◆ **TASK OBJECTIVE**:
Swap "grid-vertical-line" for "grid-column-divider" throughout the material below and reproduce it with everything else left unchanged.
* BEGIN SOURCE DATA *
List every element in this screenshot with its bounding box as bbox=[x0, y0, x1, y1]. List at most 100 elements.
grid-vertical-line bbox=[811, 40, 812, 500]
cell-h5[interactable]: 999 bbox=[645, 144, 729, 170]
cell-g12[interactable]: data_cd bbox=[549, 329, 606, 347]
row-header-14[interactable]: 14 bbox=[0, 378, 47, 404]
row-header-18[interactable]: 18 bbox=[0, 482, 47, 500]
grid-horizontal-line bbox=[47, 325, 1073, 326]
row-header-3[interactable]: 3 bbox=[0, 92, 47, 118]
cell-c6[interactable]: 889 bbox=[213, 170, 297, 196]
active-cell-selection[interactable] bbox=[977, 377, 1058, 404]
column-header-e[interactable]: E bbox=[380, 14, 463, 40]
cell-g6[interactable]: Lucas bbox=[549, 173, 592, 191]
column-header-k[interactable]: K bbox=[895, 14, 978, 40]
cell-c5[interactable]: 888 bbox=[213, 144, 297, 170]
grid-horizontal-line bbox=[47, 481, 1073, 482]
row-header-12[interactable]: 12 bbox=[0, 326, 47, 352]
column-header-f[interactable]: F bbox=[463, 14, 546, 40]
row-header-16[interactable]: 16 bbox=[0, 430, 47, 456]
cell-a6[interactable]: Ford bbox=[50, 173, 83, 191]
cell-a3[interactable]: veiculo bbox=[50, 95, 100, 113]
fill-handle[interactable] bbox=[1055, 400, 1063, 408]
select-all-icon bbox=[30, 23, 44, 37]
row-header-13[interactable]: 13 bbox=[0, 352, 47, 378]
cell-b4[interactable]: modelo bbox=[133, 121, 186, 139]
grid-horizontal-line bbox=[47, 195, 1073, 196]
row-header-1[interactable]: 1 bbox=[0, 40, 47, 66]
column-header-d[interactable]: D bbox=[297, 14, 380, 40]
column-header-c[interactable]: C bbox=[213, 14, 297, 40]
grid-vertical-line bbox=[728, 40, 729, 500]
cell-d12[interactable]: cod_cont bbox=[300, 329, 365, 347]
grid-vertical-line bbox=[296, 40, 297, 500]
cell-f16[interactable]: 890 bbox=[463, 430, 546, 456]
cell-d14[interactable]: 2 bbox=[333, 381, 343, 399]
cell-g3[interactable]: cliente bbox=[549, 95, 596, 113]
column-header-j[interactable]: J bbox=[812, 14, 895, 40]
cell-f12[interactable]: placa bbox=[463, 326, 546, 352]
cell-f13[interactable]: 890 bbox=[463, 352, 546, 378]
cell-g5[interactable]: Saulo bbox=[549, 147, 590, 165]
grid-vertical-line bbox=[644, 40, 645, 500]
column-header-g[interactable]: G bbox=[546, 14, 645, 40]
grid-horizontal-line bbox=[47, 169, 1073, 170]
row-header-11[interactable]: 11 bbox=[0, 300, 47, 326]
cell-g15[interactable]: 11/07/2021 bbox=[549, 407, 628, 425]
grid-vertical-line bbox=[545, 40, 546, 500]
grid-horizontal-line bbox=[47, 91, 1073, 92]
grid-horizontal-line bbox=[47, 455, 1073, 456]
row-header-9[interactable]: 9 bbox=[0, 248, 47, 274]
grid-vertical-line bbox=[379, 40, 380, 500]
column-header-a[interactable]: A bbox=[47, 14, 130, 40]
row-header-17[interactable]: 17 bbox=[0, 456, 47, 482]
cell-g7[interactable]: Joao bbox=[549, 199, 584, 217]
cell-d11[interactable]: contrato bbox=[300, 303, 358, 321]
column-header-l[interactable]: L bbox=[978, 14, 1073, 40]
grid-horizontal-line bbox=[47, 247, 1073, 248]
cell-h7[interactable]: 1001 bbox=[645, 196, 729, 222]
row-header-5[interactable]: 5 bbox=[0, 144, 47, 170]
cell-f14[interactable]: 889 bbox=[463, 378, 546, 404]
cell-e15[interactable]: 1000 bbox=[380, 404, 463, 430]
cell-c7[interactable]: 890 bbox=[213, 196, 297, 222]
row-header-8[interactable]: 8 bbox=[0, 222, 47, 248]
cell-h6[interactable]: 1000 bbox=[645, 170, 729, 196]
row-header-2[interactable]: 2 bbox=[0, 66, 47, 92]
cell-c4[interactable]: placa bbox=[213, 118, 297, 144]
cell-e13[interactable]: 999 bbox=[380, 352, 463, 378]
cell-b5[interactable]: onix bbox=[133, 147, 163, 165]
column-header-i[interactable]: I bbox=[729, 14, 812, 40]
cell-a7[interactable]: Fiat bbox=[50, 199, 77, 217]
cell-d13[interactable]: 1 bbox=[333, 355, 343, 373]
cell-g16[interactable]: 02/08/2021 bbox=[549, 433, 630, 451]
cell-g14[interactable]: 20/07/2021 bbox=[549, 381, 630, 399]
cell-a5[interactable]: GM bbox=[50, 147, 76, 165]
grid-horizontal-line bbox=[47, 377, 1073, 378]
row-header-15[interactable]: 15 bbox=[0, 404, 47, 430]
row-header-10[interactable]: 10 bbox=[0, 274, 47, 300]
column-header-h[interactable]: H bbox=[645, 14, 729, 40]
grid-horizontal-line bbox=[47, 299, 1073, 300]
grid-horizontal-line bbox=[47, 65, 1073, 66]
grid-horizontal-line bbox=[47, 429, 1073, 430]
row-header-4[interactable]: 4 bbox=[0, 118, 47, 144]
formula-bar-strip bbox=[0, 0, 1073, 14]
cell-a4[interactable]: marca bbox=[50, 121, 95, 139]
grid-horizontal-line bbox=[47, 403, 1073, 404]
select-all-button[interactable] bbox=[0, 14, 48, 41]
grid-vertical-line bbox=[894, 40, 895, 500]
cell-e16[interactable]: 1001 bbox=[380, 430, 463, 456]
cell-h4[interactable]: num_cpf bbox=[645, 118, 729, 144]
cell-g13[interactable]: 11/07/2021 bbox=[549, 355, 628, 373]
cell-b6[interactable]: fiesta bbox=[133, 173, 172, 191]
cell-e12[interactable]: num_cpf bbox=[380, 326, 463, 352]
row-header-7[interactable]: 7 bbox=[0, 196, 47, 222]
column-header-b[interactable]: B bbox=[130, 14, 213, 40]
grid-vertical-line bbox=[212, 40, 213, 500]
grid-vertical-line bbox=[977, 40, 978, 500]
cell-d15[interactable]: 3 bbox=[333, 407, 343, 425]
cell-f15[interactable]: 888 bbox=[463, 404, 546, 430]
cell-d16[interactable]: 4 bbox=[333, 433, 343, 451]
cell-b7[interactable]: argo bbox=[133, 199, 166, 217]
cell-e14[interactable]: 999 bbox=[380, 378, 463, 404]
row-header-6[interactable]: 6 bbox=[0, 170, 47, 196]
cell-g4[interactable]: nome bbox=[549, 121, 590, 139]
* END SOURCE DATA *
◆ **FINAL RESULT**:
List every element in this screenshot with its bounding box as bbox=[x0, y0, x1, y1]. List at most 100 elements.
grid-column-divider bbox=[811, 40, 812, 500]
cell-h5[interactable]: 999 bbox=[645, 144, 729, 170]
cell-g12[interactable]: data_cd bbox=[549, 329, 606, 347]
row-header-14[interactable]: 14 bbox=[0, 378, 47, 404]
row-header-18[interactable]: 18 bbox=[0, 482, 47, 500]
grid-horizontal-line bbox=[47, 325, 1073, 326]
row-header-3[interactable]: 3 bbox=[0, 92, 47, 118]
cell-c6[interactable]: 889 bbox=[213, 170, 297, 196]
active-cell-selection[interactable] bbox=[977, 377, 1058, 404]
column-header-e[interactable]: E bbox=[380, 14, 463, 40]
cell-g6[interactable]: Lucas bbox=[549, 173, 592, 191]
column-header-k[interactable]: K bbox=[895, 14, 978, 40]
cell-c5[interactable]: 888 bbox=[213, 144, 297, 170]
grid-horizontal-line bbox=[47, 481, 1073, 482]
row-header-12[interactable]: 12 bbox=[0, 326, 47, 352]
column-header-f[interactable]: F bbox=[463, 14, 546, 40]
row-header-16[interactable]: 16 bbox=[0, 430, 47, 456]
cell-a6[interactable]: Ford bbox=[50, 173, 83, 191]
cell-a3[interactable]: veiculo bbox=[50, 95, 100, 113]
fill-handle[interactable] bbox=[1055, 400, 1063, 408]
select-all-icon bbox=[30, 23, 44, 37]
row-header-13[interactable]: 13 bbox=[0, 352, 47, 378]
cell-b4[interactable]: modelo bbox=[133, 121, 186, 139]
grid-horizontal-line bbox=[47, 195, 1073, 196]
row-header-1[interactable]: 1 bbox=[0, 40, 47, 66]
column-header-d[interactable]: D bbox=[297, 14, 380, 40]
column-header-c[interactable]: C bbox=[213, 14, 297, 40]
grid-column-divider bbox=[728, 40, 729, 500]
cell-d12[interactable]: cod_cont bbox=[300, 329, 365, 347]
grid-column-divider bbox=[296, 40, 297, 500]
cell-f16[interactable]: 890 bbox=[463, 430, 546, 456]
cell-d14[interactable]: 2 bbox=[333, 381, 343, 399]
cell-g3[interactable]: cliente bbox=[549, 95, 596, 113]
column-header-j[interactable]: J bbox=[812, 14, 895, 40]
cell-f12[interactable]: placa bbox=[463, 326, 546, 352]
cell-f13[interactable]: 890 bbox=[463, 352, 546, 378]
cell-g5[interactable]: Saulo bbox=[549, 147, 590, 165]
grid-column-divider bbox=[644, 40, 645, 500]
column-header-g[interactable]: G bbox=[546, 14, 645, 40]
grid-horizontal-line bbox=[47, 169, 1073, 170]
row-header-11[interactable]: 11 bbox=[0, 300, 47, 326]
cell-g15[interactable]: 11/07/2021 bbox=[549, 407, 628, 425]
grid-column-divider bbox=[545, 40, 546, 500]
grid-horizontal-line bbox=[47, 91, 1073, 92]
grid-horizontal-line bbox=[47, 455, 1073, 456]
row-header-9[interactable]: 9 bbox=[0, 248, 47, 274]
grid-column-divider bbox=[379, 40, 380, 500]
column-header-a[interactable]: A bbox=[47, 14, 130, 40]
row-header-17[interactable]: 17 bbox=[0, 456, 47, 482]
cell-g7[interactable]: Joao bbox=[549, 199, 584, 217]
cell-d11[interactable]: contrato bbox=[300, 303, 358, 321]
column-header-l[interactable]: L bbox=[978, 14, 1073, 40]
grid-horizontal-line bbox=[47, 247, 1073, 248]
cell-h7[interactable]: 1001 bbox=[645, 196, 729, 222]
row-header-5[interactable]: 5 bbox=[0, 144, 47, 170]
cell-f14[interactable]: 889 bbox=[463, 378, 546, 404]
cell-e15[interactable]: 1000 bbox=[380, 404, 463, 430]
cell-c7[interactable]: 890 bbox=[213, 196, 297, 222]
row-header-8[interactable]: 8 bbox=[0, 222, 47, 248]
cell-h6[interactable]: 1000 bbox=[645, 170, 729, 196]
row-header-2[interactable]: 2 bbox=[0, 66, 47, 92]
cell-c4[interactable]: placa bbox=[213, 118, 297, 144]
cell-e13[interactable]: 999 bbox=[380, 352, 463, 378]
cell-b5[interactable]: onix bbox=[133, 147, 163, 165]
column-header-i[interactable]: I bbox=[729, 14, 812, 40]
cell-a7[interactable]: Fiat bbox=[50, 199, 77, 217]
cell-d13[interactable]: 1 bbox=[333, 355, 343, 373]
cell-g16[interactable]: 02/08/2021 bbox=[549, 433, 630, 451]
cell-g14[interactable]: 20/07/2021 bbox=[549, 381, 630, 399]
cell-a5[interactable]: GM bbox=[50, 147, 76, 165]
grid-horizontal-line bbox=[47, 377, 1073, 378]
row-header-15[interactable]: 15 bbox=[0, 404, 47, 430]
row-header-10[interactable]: 10 bbox=[0, 274, 47, 300]
column-header-h[interactable]: H bbox=[645, 14, 729, 40]
grid-horizontal-line bbox=[47, 299, 1073, 300]
grid-horizontal-line bbox=[47, 65, 1073, 66]
grid-horizontal-line bbox=[47, 429, 1073, 430]
row-header-4[interactable]: 4 bbox=[0, 118, 47, 144]
formula-bar-strip bbox=[0, 0, 1073, 14]
cell-a4[interactable]: marca bbox=[50, 121, 95, 139]
grid-horizontal-line bbox=[47, 403, 1073, 404]
select-all-button[interactable] bbox=[0, 14, 48, 41]
grid-column-divider bbox=[894, 40, 895, 500]
cell-e16[interactable]: 1001 bbox=[380, 430, 463, 456]
cell-h4[interactable]: num_cpf bbox=[645, 118, 729, 144]
cell-g13[interactable]: 11/07/2021 bbox=[549, 355, 628, 373]
cell-b6[interactable]: fiesta bbox=[133, 173, 172, 191]
cell-e12[interactable]: num_cpf bbox=[380, 326, 463, 352]
row-header-7[interactable]: 7 bbox=[0, 196, 47, 222]
column-header-b[interactable]: B bbox=[130, 14, 213, 40]
grid-column-divider bbox=[212, 40, 213, 500]
grid-column-divider bbox=[977, 40, 978, 500]
cell-d15[interactable]: 3 bbox=[333, 407, 343, 425]
cell-f15[interactable]: 888 bbox=[463, 404, 546, 430]
cell-d16[interactable]: 4 bbox=[333, 433, 343, 451]
cell-b7[interactable]: argo bbox=[133, 199, 166, 217]
cell-e14[interactable]: 999 bbox=[380, 378, 463, 404]
row-header-6[interactable]: 6 bbox=[0, 170, 47, 196]
cell-g4[interactable]: nome bbox=[549, 121, 590, 139]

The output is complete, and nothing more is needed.